» **EXERCISE PROMPT**:
Looking at the data below, count the lines that contain the string "JSON". Write only the total.

:: EXTRACTED RECORDS ::

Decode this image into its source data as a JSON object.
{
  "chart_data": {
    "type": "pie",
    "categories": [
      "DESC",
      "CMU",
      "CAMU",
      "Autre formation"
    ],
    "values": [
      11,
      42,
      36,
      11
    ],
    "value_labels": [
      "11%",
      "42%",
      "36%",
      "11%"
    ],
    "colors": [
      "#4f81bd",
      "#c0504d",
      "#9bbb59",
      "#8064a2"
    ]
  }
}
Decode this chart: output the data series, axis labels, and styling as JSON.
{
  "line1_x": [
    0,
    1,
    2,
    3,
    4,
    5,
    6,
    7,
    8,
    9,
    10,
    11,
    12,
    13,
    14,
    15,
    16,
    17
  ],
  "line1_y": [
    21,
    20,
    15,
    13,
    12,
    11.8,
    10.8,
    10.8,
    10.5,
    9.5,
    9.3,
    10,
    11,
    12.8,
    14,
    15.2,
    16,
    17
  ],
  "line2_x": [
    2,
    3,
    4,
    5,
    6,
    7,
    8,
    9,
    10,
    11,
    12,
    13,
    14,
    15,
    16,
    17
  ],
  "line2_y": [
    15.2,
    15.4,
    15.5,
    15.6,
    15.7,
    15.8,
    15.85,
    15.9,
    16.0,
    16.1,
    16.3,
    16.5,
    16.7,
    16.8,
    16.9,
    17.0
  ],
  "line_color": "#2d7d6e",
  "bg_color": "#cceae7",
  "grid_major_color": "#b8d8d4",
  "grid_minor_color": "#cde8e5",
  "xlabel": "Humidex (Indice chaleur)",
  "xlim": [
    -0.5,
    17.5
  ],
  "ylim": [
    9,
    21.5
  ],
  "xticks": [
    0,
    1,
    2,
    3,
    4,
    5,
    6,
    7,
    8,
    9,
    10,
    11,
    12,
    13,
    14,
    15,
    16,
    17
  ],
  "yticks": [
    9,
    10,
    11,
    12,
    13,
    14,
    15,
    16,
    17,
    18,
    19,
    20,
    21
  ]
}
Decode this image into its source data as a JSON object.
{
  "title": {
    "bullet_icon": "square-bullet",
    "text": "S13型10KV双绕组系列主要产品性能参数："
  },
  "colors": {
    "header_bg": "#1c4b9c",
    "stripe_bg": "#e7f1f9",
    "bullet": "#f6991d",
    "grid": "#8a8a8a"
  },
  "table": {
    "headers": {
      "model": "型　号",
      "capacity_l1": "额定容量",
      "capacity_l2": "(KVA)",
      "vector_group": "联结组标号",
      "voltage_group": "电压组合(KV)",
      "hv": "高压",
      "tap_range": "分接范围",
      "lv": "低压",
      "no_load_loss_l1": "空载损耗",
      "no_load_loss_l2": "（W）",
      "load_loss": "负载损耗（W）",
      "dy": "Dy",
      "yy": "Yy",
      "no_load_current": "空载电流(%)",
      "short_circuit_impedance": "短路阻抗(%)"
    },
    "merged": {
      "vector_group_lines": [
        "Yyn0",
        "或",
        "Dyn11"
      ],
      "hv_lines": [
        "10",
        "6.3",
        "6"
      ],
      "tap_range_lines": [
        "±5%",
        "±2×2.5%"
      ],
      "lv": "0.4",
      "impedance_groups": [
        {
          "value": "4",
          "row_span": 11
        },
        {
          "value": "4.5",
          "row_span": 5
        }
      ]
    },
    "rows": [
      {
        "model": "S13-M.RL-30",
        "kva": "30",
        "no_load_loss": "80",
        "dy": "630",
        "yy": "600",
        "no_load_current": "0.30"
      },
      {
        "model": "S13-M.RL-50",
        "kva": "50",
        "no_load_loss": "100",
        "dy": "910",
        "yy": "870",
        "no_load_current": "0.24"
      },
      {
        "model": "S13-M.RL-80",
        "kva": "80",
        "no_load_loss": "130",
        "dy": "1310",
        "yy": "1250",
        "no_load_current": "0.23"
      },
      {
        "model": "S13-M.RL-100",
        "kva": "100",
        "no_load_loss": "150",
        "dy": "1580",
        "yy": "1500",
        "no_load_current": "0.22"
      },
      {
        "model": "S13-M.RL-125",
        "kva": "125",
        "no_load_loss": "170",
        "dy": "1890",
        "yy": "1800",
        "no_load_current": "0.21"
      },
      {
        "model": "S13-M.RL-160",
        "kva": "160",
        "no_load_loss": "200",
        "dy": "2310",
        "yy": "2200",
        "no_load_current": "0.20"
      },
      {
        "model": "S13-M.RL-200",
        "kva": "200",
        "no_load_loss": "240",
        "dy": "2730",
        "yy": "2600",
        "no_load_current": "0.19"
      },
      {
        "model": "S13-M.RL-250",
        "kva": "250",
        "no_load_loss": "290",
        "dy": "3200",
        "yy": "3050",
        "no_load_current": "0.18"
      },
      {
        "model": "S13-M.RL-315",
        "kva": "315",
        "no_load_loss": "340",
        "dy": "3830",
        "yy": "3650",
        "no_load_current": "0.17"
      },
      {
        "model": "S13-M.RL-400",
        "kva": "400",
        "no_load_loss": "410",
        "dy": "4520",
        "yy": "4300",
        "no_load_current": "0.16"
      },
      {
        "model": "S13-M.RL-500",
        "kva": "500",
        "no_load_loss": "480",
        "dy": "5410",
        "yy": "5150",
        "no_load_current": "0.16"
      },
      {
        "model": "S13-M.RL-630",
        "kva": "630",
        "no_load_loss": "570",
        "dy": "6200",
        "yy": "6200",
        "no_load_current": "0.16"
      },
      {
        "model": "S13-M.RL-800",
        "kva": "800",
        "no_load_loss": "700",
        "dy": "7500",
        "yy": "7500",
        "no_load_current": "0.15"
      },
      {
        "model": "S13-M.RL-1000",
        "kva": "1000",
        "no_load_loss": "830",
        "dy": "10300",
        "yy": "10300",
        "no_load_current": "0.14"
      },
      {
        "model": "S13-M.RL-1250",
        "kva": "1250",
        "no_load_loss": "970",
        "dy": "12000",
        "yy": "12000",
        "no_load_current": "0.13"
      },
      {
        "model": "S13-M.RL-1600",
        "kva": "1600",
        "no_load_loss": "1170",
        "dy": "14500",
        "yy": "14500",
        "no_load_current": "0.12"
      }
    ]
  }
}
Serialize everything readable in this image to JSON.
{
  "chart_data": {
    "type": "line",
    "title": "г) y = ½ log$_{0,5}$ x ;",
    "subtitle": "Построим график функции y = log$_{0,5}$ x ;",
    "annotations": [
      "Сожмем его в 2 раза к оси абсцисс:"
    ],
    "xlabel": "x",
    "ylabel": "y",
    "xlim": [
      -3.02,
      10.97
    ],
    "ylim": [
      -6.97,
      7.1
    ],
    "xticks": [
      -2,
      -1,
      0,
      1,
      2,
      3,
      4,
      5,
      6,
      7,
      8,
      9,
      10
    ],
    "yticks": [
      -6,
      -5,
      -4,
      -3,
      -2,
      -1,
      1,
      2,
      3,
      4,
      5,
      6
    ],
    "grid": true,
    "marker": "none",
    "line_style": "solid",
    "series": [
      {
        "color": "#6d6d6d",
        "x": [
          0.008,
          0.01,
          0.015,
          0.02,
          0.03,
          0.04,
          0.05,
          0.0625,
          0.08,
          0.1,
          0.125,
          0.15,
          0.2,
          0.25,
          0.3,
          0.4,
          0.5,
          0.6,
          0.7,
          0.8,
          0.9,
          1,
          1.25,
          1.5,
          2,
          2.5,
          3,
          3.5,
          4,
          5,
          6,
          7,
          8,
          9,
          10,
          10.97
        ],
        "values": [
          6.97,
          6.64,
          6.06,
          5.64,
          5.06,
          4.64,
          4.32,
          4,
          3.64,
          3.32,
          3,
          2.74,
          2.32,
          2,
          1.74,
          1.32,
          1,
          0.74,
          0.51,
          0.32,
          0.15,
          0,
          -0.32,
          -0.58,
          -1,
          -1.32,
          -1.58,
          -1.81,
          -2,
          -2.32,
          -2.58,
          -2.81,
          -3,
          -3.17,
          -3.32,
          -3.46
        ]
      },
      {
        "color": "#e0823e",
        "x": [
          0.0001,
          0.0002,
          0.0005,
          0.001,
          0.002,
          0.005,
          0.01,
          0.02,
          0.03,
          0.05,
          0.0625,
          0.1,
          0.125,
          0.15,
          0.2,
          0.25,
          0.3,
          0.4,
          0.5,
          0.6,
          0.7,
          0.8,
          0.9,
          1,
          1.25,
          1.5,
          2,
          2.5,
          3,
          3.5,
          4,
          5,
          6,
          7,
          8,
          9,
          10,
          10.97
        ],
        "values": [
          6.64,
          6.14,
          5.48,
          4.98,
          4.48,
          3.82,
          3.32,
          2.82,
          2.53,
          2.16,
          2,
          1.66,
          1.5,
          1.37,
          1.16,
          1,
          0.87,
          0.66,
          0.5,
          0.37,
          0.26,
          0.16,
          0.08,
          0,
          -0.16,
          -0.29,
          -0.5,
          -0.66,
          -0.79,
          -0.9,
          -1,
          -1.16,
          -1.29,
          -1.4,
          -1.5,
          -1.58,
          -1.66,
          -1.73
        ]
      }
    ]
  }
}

:::

» **EXERCISE ANSWER**:
4